** Stated goal **
Please copy the entries from the line with "day-info: Sunrise: 7:35" up to and including the line with "day-info: Sunrise: 7:43", swapping "calendar-cell" for "date-box" and keeping everything else unchanged.

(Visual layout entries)

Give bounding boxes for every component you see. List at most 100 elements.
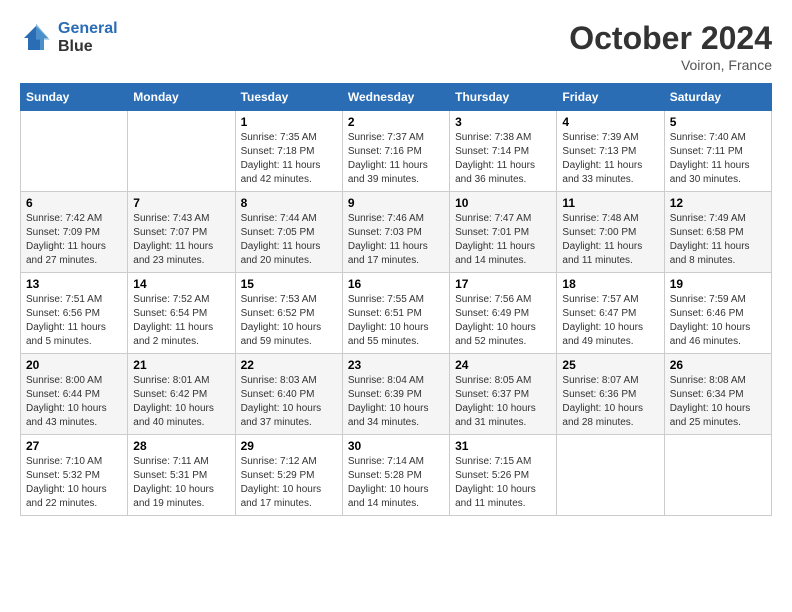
day-info: Sunrise: 7:35 AM Sunset: 7:18 PM Dayligh… [241,131,337,187]
calendar-cell: 14 Sunrise: 7:52 AM Sunset: 6:54 PM Dayli… [128,273,235,354]
day-info: Sunrise: 7:53 AM Sunset: 6:52 PM Dayligh… [241,293,337,349]
day-info: Sunrise: 8:07 AM Sunset: 6:36 PM Dayligh… [562,374,658,430]
calendar-cell: 1Sunrise: 7:35 AM Sunset: 7:18 PM Daylig… [235,111,342,192]
calendar-cell: 3 Sunrise: 7:38 AM Sunset: 7:14 PM Daylig… [450,111,557,192]
day-info: Sunrise: 8:01 AM Sunset: 6:42 PM Dayligh… [133,374,229,430]
day-number: 19 [670,277,766,291]
day-number: 13 [26,277,122,291]
day-info: Sunrise: 7:12 AM Sunset: 5:29 PM Dayligh… [241,455,337,511]
day-number: 6 [26,196,122,210]
calendar-cell: 7 Sunrise: 7:43 AM Sunset: 7:07 PM Daylig… [128,192,235,273]
day-number: 10 [455,196,551,210]
calendar-cell: 29 Sunrise: 7:12 AM Sunset: 5:29 PM Dayli… [235,435,342,516]
day-number: 23 [348,358,444,372]
day-info: Sunrise: 7:43 AM Sunset: 7:07 PM Dayligh… [133,212,229,268]
day-info: Sunrise: 8:04 AM Sunset: 6:39 PM Dayligh… [348,374,444,430]
day-info: Sunrise: 7:40 AM Sunset: 7:11 PM Dayligh… [670,131,766,187]
day-number: 30 [348,439,444,453]
day-info: Sunrise: 7:10 AM Sunset: 5:32 PM Dayligh… [26,455,122,511]
calendar-cell: 15 Sunrise: 7:53 AM Sunset: 6:52 PM Dayli… [235,273,342,354]
weekday-header-thursday: Thursday [450,84,557,111]
day-number: 20 [26,358,122,372]
week-row-1: 1Sunrise: 7:35 AM Sunset: 7:18 PM Daylig… [21,111,772,192]
day-info: Sunrise: 7:52 AM Sunset: 6:54 PM Dayligh… [133,293,229,349]
calendar-cell: 2Sunrise: 7:37 AM Sunset: 7:16 PM Daylig… [342,111,449,192]
calendar-cell [128,111,235,192]
calendar-cell [21,111,128,192]
logo-text: General Blue [58,20,118,56]
day-info: Sunrise: 7:48 AM Sunset: 7:00 PM Dayligh… [562,212,658,268]
page-header: General Blue October 2024 Voiron, France [20,20,772,73]
calendar-cell: 28 Sunrise: 7:11 AM Sunset: 5:31 PM Dayli… [128,435,235,516]
day-info: Sunrise: 8:03 AM Sunset: 6:40 PM Dayligh… [241,374,337,430]
day-number: 28 [133,439,229,453]
weekday-header-tuesday: Tuesday [235,84,342,111]
week-row-5: 27Sunrise: 7:10 AM Sunset: 5:32 PM Dayli… [21,435,772,516]
calendar-cell: 21 Sunrise: 8:01 AM Sunset: 6:42 PM Dayli… [128,354,235,435]
calendar-cell: 19 Sunrise: 7:59 AM Sunset: 6:46 PM Dayli… [664,273,771,354]
calendar-cell: 5 Sunrise: 7:40 AM Sunset: 7:11 PM Daylig… [664,111,771,192]
day-number: 24 [455,358,551,372]
location: Voiron, France [569,57,772,73]
calendar-cell [664,435,771,516]
day-info: Sunrise: 7:49 AM Sunset: 6:58 PM Dayligh… [670,212,766,268]
calendar-cell: 18 Sunrise: 7:57 AM Sunset: 6:47 PM Dayli… [557,273,664,354]
calendar-cell: 16 Sunrise: 7:55 AM Sunset: 6:51 PM Dayli… [342,273,449,354]
day-info: Sunrise: 7:46 AM Sunset: 7:03 PM Dayligh… [348,212,444,268]
week-row-4: 20 Sunrise: 8:00 AM Sunset: 6:44 PM Dayli… [21,354,772,435]
calendar-cell: 4 Sunrise: 7:39 AM Sunset: 7:13 PM Daylig… [557,111,664,192]
day-number: 5 [670,115,766,129]
day-number: 3 [455,115,551,129]
calendar-cell: 23 Sunrise: 8:04 AM Sunset: 6:39 PM Dayli… [342,354,449,435]
calendar-cell: 25Sunrise: 8:07 AM Sunset: 6:36 PM Dayli… [557,354,664,435]
calendar-table: SundayMondayTuesdayWednesdayThursdayFrid… [20,83,772,516]
day-info: Sunrise: 7:56 AM Sunset: 6:49 PM Dayligh… [455,293,551,349]
day-number: 2 [348,115,444,129]
week-row-3: 13 Sunrise: 7:51 AM Sunset: 6:56 PM Dayli… [21,273,772,354]
day-number: 18 [562,277,658,291]
day-info: Sunrise: 8:08 AM Sunset: 6:34 PM Dayligh… [670,374,766,430]
day-number: 16 [348,277,444,291]
day-number: 31 [455,439,551,453]
day-number: 17 [455,277,551,291]
calendar-cell: 17 Sunrise: 7:56 AM Sunset: 6:49 PM Dayli… [450,273,557,354]
day-info: Sunrise: 7:59 AM Sunset: 6:46 PM Dayligh… [670,293,766,349]
calendar-cell: 12 Sunrise: 7:49 AM Sunset: 6:58 PM Dayli… [664,192,771,273]
day-info: Sunrise: 7:39 AM Sunset: 7:13 PM Dayligh… [562,131,658,187]
calendar-cell: 22 Sunrise: 8:03 AM Sunset: 6:40 PM Dayli… [235,354,342,435]
day-number: 7 [133,196,229,210]
logo: General Blue [20,20,118,56]
day-info: Sunrise: 7:57 AM Sunset: 6:47 PM Dayligh… [562,293,658,349]
day-number: 11 [562,196,658,210]
calendar-cell: 9 Sunrise: 7:46 AM Sunset: 7:03 PM Daylig… [342,192,449,273]
weekday-header-row: SundayMondayTuesdayWednesdayThursdayFrid… [21,84,772,111]
weekday-header-friday: Friday [557,84,664,111]
weekday-header-wednesday: Wednesday [342,84,449,111]
day-info: Sunrise: 7:42 AM Sunset: 7:09 PM Dayligh… [26,212,122,268]
day-info: Sunrise: 8:00 AM Sunset: 6:44 PM Dayligh… [26,374,122,430]
weekday-header-monday: Monday [128,84,235,111]
day-number: 9 [348,196,444,210]
day-info: Sunrise: 7:15 AM Sunset: 5:26 PM Dayligh… [455,455,551,511]
month-title: October 2024 [569,20,772,57]
calendar-cell: 13 Sunrise: 7:51 AM Sunset: 6:56 PM Dayli… [21,273,128,354]
day-number: 14 [133,277,229,291]
day-number: 15 [241,277,337,291]
day-number: 29 [241,439,337,453]
weekday-header-saturday: Saturday [664,84,771,111]
day-info: Sunrise: 7:44 AM Sunset: 7:05 PM Dayligh… [241,212,337,268]
week-row-2: 6 Sunrise: 7:42 AM Sunset: 7:09 PM Daylig… [21,192,772,273]
calendar-cell: 26 Sunrise: 8:08 AM Sunset: 6:34 PM Dayli… [664,354,771,435]
day-info: Sunrise: 7:55 AM Sunset: 6:51 PM Dayligh… [348,293,444,349]
day-info: Sunrise: 7:14 AM Sunset: 5:28 PM Dayligh… [348,455,444,511]
day-number: 12 [670,196,766,210]
day-info: Sunrise: 7:51 AM Sunset: 6:56 PM Dayligh… [26,293,122,349]
day-number: 22 [241,358,337,372]
logo-icon [20,22,52,54]
day-info: Sunrise: 7:11 AM Sunset: 5:31 PM Dayligh… [133,455,229,511]
day-number: 26 [670,358,766,372]
day-info: Sunrise: 7:38 AM Sunset: 7:14 PM Dayligh… [455,131,551,187]
calendar-cell: 24Sunrise: 8:05 AM Sunset: 6:37 PM Dayli… [450,354,557,435]
day-number: 4 [562,115,658,129]
day-number: 21 [133,358,229,372]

** Solution **
day-info: Sunrise: 7:35 AM Sunset: 7:18 PM Dayligh… [241,131,337,187]
date-box: 14 Sunrise: 7:52 AM Sunset: 6:54 PM Dayli… [128,273,235,354]
day-info: Sunrise: 7:53 AM Sunset: 6:52 PM Dayligh… [241,293,337,349]
day-info: Sunrise: 8:07 AM Sunset: 6:36 PM Dayligh… [562,374,658,430]
date-box: 1Sunrise: 7:35 AM Sunset: 7:18 PM Daylig… [235,111,342,192]
date-box: 3 Sunrise: 7:38 AM Sunset: 7:14 PM Daylig… [450,111,557,192]
day-info: Sunrise: 8:01 AM Sunset: 6:42 PM Dayligh… [133,374,229,430]
day-number: 19 [670,277,766,291]
day-number: 13 [26,277,122,291]
day-info: Sunrise: 7:12 AM Sunset: 5:29 PM Dayligh… [241,455,337,511]
day-number: 6 [26,196,122,210]
date-box: 7 Sunrise: 7:43 AM Sunset: 7:07 PM Daylig… [128,192,235,273]
day-number: 10 [455,196,551,210]
date-box: 29 Sunrise: 7:12 AM Sunset: 5:29 PM Dayli… [235,435,342,516]
day-number: 23 [348,358,444,372]
day-info: Sunrise: 7:43 AM Sunset: 7:07 PM Dayligh… [133,212,229,268]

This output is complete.